■ **Given data**:
○ ○ ○

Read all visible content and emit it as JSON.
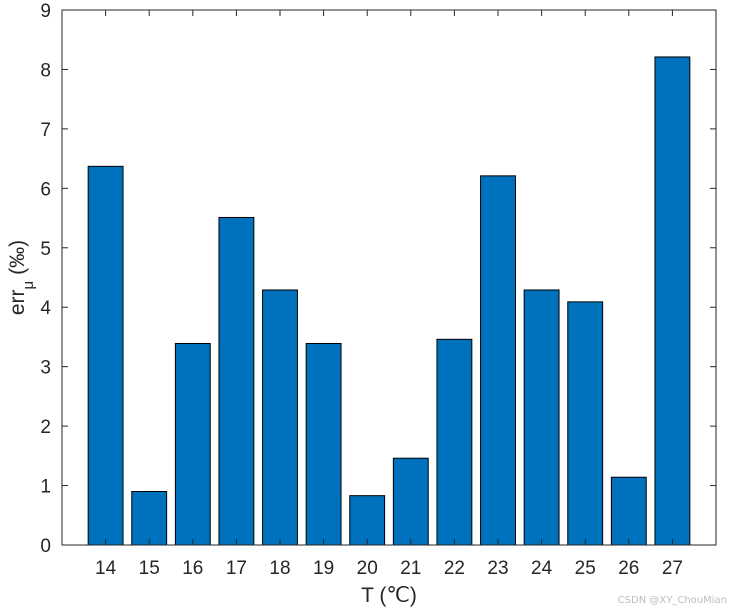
{
  "chart_data": {
    "type": "bar",
    "categories": [
      "14",
      "15",
      "16",
      "17",
      "18",
      "19",
      "20",
      "21",
      "22",
      "23",
      "24",
      "25",
      "26",
      "27"
    ],
    "values": [
      6.37,
      0.9,
      3.39,
      5.51,
      4.29,
      3.39,
      0.83,
      1.46,
      3.46,
      6.21,
      4.29,
      4.09,
      1.14,
      8.21
    ],
    "xlabel": "T (℃)",
    "ylabel": {
      "main": "err",
      "sub": "μ",
      "unit": "(‰)"
    },
    "ylim": [
      0,
      9
    ],
    "yticks": [
      0,
      1,
      2,
      3,
      4,
      5,
      6,
      7,
      8,
      9
    ],
    "grid": false,
    "bar_color": "#0072BD",
    "edge_color": "#000000"
  },
  "watermark": "CSDN @XY_ChouMian"
}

○ ○ ○

■ **Goal**:
Your task is to retype all the entries exactly and leave out any pictures.

■ **Result**:
Read all visible content and emit it as JSON.
{
  "chart_data": {
    "type": "bar",
    "categories": [
      "14",
      "15",
      "16",
      "17",
      "18",
      "19",
      "20",
      "21",
      "22",
      "23",
      "24",
      "25",
      "26",
      "27"
    ],
    "values": [
      6.37,
      0.9,
      3.39,
      5.51,
      4.29,
      3.39,
      0.83,
      1.46,
      3.46,
      6.21,
      4.29,
      4.09,
      1.14,
      8.21
    ],
    "xlabel": "T (℃)",
    "ylabel": {
      "main": "err",
      "sub": "μ",
      "unit": "(‰)"
    },
    "ylim": [
      0,
      9
    ],
    "yticks": [
      0,
      1,
      2,
      3,
      4,
      5,
      6,
      7,
      8,
      9
    ],
    "grid": false,
    "bar_color": "#0072BD",
    "edge_color": "#000000"
  },
  "watermark": "CSDN @XY_ChouMian"
}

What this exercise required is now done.